__SOURCE EXTRACT__.
========================
I wouldn't be opposed to some form of aid for people who are struggling specifically because of the pandemic.
(For instance, a person with a marketable degree that would've been able to get a good job under normal circumstances, but with the pandemic, many companies reduced their hiring...and they just need a little help to get by until things get back to normal).
However, the government (via tax dollars) shouldn't be facilitating frivolous degrees under the pretense of covid relief.
For instance, a field (like performing arts, or majoring in gender studies, or journalism) was going to be quite a long shot with or without a pandemic.
With the particular story referenced here, it's double-problematic.
1) Chiropractors aren't real doctors, and the profession itself is largely a scam-pyramid scheme, in which the degree-conferring institutions rip them off on a fake education in a pseudoscience, and then they turn around and rips off others by charging them $$$ for bogus "treatments". The government shouldn't be facilitating that, and I even have a problem with Chiropractors being considered "licensed physicians" by states (thanks to their lobbying efforts to be recognized as real doctors).
========================
__DATA TO EXAMINE__.
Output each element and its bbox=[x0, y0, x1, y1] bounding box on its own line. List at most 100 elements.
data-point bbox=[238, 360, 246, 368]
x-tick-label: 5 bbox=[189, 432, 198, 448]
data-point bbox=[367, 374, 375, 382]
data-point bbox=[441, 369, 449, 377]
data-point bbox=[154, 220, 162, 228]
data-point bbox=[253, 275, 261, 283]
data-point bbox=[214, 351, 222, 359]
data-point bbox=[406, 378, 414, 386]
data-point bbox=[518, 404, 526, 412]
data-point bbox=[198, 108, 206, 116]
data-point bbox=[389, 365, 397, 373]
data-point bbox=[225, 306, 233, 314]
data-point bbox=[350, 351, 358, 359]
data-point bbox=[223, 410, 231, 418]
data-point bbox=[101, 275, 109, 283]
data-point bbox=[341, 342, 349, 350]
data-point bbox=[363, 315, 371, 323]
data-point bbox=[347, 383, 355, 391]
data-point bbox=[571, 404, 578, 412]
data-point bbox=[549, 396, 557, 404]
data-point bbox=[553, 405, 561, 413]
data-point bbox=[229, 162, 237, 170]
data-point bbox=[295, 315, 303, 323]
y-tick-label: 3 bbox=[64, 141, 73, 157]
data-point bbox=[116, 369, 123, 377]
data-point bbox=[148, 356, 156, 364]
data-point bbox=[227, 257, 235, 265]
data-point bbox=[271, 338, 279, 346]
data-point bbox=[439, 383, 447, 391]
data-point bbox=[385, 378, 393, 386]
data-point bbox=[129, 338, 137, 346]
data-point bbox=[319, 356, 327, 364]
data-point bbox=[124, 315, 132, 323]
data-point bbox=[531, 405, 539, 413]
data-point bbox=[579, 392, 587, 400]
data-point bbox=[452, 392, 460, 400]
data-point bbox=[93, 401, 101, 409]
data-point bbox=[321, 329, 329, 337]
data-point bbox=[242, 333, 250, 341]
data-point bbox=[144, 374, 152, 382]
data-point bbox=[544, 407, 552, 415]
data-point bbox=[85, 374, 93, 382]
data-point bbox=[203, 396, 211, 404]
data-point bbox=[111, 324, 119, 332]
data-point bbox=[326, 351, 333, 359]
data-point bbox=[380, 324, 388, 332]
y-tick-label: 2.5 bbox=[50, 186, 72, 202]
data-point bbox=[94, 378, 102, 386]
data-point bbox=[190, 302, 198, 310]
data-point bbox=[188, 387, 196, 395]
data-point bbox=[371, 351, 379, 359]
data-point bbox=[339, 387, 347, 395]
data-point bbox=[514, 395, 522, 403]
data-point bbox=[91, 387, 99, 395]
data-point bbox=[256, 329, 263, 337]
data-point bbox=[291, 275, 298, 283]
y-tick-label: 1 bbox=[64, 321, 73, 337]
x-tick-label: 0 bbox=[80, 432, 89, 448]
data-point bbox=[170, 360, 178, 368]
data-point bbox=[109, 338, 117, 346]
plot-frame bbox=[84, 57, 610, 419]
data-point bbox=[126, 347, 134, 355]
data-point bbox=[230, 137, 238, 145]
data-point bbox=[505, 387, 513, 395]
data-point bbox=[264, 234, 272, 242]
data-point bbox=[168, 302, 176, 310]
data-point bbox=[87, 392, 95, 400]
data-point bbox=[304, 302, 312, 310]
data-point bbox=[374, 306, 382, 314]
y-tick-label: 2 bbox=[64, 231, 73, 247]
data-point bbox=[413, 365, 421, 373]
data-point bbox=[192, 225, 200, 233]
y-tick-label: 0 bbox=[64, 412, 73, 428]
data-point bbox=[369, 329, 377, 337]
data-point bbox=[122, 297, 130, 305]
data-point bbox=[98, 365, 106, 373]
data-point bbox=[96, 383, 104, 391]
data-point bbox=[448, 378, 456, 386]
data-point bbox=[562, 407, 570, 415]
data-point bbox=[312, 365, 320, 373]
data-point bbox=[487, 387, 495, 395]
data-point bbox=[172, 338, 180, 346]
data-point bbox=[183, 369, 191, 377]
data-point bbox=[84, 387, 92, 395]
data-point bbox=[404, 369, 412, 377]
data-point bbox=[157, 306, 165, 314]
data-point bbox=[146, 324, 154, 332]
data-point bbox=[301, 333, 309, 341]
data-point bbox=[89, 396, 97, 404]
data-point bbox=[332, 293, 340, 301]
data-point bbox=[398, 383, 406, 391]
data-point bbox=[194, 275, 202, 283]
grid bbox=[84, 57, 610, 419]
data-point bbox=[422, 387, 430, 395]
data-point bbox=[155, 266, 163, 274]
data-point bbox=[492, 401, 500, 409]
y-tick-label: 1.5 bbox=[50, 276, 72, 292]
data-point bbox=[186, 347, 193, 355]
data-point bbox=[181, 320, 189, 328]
========================
__TASK DESCRIPTION__.
Copy out the comment on pandemic relief and college degrees in full, word for word.

__ANSWER TO THE EXERCISE__.
I wouldn't be opposed to some form of aid for people who are struggling specifically because of the pandemic.
(For instance, a person with a marketable degree that would've been able to get a good job under normal circumstances, but with the pandemic, many companies reduced their hiring...and they just need a little help to get by until things get back to normal).
However, the government (via tax dollars) shouldn't be facilitating frivolous degrees under the pretense of covid relief.
For instance, a field (like performing arts, or majoring in gender studies, or journalism) was going to be quite a long shot with or without a pandemic.
With the particular story referenced here, it's double-problematic.
1) Chiropractors aren't real doctors, and the profession itself is largely a scam-pyramid scheme, in which the degree-conferring institutions rip them off on a fake education in a pseudoscience, and then they turn around and rips off others by charging them $$$ for bogus "treatments". The government shouldn't be facilitating that, and I even have a problem with Chiropractors being considered "licensed physicians" by states (thanks to their lobbying efforts to be recognized as real doctors).